---------- Material shown ----------

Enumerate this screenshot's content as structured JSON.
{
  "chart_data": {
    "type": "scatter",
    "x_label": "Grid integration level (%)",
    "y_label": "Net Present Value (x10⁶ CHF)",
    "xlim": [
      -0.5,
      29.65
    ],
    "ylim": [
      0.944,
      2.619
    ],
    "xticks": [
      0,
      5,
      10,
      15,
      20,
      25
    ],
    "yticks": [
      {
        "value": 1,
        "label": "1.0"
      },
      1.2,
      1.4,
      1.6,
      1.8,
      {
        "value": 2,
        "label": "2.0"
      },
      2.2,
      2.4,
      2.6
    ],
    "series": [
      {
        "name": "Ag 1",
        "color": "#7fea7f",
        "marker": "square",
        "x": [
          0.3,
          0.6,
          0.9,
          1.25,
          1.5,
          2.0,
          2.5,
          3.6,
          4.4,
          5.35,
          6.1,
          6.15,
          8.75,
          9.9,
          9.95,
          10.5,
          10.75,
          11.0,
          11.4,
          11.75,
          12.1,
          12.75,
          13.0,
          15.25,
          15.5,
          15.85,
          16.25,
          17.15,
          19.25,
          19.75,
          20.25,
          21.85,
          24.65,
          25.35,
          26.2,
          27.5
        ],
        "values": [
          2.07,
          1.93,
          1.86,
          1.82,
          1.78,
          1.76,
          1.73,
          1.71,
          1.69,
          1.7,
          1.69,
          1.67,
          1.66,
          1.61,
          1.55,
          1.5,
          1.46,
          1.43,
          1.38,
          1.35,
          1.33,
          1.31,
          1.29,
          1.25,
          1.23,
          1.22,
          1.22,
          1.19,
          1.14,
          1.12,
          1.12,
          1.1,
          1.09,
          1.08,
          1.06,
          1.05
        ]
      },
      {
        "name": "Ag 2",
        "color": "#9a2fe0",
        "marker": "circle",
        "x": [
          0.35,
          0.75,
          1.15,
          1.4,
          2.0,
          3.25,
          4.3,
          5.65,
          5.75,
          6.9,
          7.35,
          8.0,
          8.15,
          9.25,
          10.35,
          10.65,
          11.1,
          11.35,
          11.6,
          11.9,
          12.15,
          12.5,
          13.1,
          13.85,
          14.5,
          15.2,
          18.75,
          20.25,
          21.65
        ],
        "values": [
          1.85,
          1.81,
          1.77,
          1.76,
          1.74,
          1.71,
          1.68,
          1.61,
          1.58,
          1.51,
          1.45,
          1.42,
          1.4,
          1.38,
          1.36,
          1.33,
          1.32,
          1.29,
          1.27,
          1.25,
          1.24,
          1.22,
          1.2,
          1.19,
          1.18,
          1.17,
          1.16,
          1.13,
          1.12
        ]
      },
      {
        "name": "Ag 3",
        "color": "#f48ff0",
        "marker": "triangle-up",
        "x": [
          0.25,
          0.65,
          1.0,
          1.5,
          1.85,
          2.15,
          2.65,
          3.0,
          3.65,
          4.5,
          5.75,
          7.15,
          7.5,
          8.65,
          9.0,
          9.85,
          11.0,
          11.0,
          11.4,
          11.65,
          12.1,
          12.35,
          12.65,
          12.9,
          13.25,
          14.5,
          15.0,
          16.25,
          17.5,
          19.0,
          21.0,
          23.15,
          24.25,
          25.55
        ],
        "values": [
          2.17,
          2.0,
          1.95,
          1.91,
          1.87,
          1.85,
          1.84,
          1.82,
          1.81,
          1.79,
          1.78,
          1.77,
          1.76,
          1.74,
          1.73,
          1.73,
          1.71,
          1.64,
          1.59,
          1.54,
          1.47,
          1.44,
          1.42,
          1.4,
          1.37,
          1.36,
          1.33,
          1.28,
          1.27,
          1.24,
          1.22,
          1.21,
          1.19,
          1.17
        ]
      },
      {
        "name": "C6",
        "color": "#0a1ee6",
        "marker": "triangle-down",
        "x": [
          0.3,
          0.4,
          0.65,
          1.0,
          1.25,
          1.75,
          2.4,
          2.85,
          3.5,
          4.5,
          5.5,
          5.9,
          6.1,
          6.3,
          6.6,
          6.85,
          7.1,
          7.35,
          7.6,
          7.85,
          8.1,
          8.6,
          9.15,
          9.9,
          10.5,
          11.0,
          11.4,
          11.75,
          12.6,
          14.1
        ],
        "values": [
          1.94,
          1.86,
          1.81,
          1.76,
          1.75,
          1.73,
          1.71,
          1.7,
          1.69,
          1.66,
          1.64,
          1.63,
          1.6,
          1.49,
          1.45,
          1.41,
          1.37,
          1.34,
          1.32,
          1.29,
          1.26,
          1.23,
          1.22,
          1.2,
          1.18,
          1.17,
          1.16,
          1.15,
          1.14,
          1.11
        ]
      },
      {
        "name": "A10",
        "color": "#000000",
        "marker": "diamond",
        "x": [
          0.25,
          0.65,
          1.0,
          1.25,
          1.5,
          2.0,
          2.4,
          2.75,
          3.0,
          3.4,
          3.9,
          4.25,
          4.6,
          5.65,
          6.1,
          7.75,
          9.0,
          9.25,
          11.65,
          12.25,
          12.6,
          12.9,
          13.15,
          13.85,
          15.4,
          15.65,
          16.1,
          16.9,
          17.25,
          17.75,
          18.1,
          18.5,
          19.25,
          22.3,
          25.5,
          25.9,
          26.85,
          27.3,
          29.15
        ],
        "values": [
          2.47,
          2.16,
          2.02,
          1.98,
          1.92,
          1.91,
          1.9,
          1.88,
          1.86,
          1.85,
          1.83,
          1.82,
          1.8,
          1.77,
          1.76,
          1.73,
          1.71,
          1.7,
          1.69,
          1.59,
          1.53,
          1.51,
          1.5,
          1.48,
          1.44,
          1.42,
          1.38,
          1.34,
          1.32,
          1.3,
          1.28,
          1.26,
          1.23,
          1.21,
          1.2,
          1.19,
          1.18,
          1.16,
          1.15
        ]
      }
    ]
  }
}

----------
---------- Material shown ----------

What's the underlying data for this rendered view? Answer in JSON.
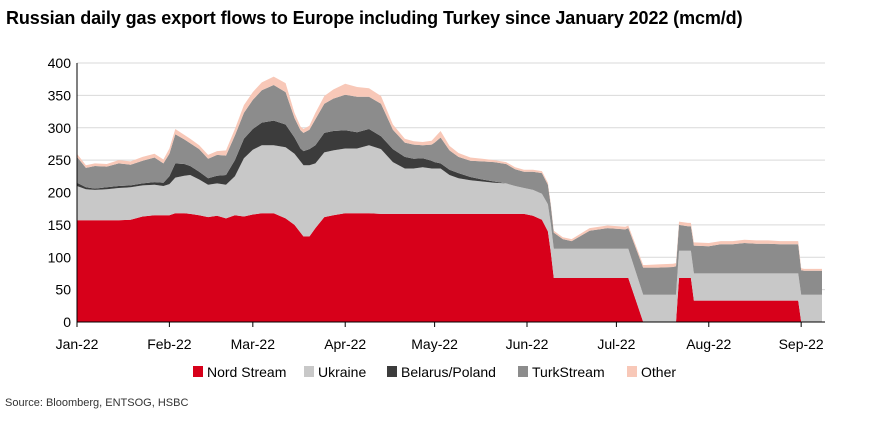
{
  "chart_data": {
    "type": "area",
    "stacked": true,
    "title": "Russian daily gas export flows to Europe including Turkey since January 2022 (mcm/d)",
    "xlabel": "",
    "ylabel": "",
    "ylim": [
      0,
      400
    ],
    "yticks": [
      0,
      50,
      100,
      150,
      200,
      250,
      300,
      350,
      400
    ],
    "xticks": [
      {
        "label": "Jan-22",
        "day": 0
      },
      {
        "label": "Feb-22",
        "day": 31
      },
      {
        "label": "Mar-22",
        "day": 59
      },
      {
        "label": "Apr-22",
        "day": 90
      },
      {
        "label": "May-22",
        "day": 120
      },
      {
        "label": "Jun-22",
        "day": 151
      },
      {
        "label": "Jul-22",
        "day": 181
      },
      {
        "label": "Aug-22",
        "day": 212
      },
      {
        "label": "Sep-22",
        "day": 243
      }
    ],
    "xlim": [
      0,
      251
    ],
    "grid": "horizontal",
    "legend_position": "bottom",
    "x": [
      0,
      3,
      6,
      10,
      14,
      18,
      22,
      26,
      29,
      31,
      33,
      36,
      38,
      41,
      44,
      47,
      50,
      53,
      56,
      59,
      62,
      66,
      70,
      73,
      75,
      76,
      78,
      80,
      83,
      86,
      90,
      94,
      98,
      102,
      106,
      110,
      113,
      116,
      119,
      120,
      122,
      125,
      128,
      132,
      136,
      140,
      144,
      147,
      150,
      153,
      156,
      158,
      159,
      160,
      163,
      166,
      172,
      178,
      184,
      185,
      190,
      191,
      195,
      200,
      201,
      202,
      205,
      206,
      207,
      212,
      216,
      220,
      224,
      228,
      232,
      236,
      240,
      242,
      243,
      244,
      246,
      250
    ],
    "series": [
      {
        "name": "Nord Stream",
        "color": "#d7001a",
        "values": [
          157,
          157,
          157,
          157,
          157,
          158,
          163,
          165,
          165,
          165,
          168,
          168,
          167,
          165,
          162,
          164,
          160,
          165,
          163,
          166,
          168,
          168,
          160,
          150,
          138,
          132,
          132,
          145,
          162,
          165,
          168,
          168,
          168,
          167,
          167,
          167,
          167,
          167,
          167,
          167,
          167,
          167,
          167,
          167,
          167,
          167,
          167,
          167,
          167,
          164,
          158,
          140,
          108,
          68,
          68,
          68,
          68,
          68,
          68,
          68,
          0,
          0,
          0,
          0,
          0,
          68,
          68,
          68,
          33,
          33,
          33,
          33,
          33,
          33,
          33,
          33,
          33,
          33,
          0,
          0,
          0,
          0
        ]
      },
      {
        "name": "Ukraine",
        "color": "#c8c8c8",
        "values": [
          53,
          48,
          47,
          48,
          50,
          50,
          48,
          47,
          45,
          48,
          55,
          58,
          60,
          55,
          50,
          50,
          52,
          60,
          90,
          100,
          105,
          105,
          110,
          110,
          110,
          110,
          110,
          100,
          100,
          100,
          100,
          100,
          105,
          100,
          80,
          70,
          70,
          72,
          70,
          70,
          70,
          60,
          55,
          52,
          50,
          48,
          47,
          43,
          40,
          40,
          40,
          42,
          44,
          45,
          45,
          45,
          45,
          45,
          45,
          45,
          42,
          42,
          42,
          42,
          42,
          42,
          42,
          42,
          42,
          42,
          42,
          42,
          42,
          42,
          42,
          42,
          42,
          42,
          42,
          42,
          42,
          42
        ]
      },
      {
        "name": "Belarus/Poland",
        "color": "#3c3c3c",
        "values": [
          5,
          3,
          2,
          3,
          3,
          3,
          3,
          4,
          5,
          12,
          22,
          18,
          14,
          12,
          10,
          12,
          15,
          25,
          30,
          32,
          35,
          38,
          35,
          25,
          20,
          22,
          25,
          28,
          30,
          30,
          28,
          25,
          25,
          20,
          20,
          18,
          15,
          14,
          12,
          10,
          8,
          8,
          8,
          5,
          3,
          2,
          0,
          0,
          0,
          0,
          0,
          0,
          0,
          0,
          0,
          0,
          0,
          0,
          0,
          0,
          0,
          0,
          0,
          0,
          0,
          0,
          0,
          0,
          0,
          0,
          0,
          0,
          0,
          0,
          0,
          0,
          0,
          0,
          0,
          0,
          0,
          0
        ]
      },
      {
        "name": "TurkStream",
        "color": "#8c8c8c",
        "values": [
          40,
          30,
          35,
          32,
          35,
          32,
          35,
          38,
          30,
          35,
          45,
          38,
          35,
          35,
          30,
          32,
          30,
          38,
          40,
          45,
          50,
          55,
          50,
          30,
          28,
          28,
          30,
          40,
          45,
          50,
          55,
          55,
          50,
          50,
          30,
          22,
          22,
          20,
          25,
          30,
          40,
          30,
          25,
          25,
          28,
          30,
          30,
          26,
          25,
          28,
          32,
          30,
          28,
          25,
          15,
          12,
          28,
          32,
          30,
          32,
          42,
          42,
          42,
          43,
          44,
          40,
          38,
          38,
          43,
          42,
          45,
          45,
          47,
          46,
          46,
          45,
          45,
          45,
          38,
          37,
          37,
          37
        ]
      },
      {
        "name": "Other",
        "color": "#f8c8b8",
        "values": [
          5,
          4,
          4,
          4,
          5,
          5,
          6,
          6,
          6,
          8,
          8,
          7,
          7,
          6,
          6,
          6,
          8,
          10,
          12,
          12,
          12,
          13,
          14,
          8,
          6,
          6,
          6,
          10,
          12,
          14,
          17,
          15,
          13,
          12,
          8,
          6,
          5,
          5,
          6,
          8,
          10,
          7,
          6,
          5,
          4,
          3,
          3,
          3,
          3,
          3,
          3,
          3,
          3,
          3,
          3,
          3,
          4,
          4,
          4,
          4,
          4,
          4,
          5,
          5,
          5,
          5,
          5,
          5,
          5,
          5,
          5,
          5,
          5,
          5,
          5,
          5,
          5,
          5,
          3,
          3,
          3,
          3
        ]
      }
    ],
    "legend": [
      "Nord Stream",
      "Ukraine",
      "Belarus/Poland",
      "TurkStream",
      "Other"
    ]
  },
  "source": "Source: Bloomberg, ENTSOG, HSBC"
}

----------
---------- Material shown ----------

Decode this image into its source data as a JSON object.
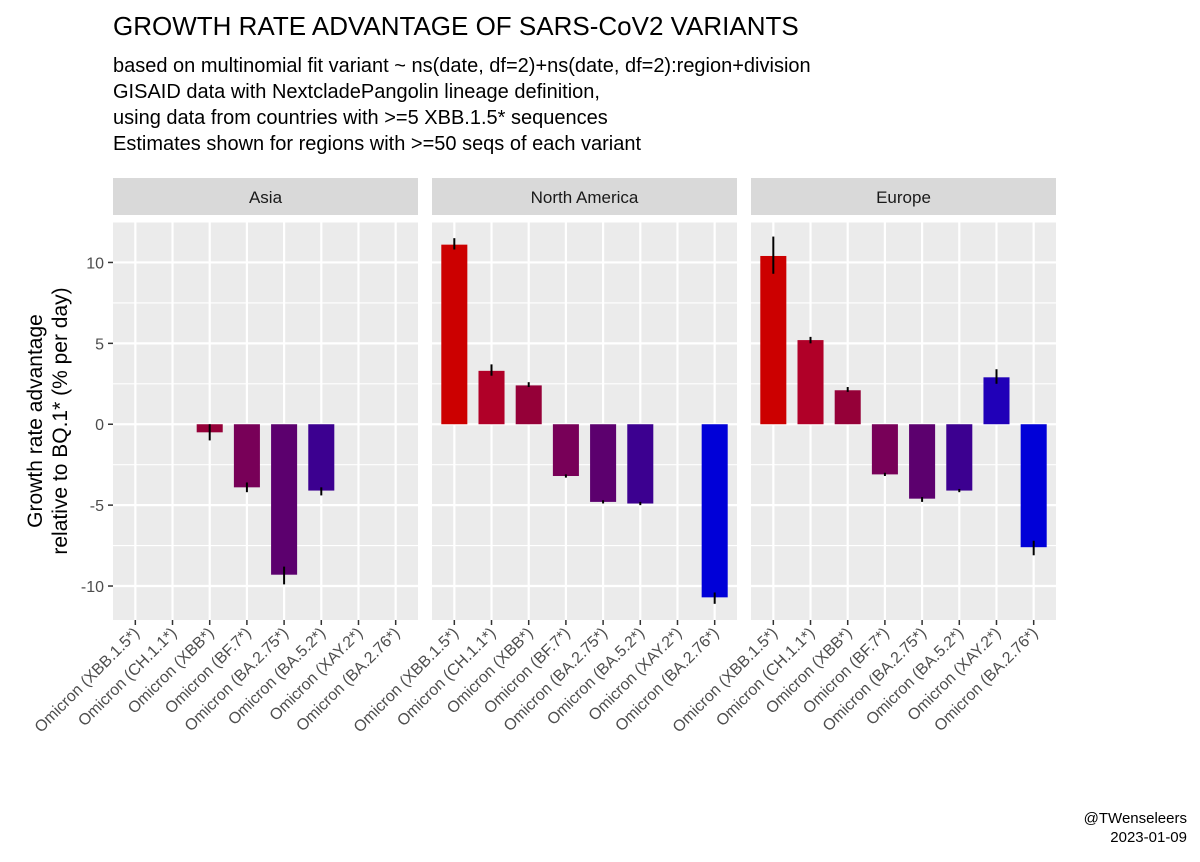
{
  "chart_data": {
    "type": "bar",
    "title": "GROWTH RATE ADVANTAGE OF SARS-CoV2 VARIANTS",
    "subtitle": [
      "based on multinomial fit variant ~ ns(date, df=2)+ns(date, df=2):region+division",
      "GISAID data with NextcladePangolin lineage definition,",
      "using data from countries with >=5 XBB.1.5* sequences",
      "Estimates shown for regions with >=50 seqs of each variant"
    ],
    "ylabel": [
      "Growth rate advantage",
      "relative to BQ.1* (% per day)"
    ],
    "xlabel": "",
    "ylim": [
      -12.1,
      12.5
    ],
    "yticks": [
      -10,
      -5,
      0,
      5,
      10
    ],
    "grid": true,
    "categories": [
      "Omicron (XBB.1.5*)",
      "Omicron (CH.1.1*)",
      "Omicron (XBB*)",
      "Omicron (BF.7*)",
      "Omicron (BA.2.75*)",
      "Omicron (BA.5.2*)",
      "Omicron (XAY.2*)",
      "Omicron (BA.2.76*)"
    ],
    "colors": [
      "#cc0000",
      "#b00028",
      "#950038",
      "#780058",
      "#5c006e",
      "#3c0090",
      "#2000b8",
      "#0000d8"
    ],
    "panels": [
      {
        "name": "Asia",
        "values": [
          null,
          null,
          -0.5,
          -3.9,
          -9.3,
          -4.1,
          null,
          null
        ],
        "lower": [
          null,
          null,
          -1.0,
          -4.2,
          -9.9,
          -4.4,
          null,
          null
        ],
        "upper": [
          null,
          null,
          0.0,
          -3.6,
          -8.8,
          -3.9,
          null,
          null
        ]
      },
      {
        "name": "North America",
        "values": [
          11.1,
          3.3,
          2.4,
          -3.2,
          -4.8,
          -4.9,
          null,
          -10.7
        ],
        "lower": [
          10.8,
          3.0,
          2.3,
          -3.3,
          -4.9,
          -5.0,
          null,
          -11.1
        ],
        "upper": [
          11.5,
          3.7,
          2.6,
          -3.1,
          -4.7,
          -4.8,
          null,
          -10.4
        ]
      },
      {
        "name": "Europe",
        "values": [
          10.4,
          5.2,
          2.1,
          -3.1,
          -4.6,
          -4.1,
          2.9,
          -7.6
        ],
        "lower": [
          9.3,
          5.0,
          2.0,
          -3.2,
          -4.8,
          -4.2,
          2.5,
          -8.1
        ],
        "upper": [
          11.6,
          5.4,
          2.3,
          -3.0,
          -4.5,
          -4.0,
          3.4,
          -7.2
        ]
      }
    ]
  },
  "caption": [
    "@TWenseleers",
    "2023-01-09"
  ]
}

----------

◆ Work to be completed: Establish how many lines of the records contain the string "marker" and state that number without elaboration.

◆ Response below: 5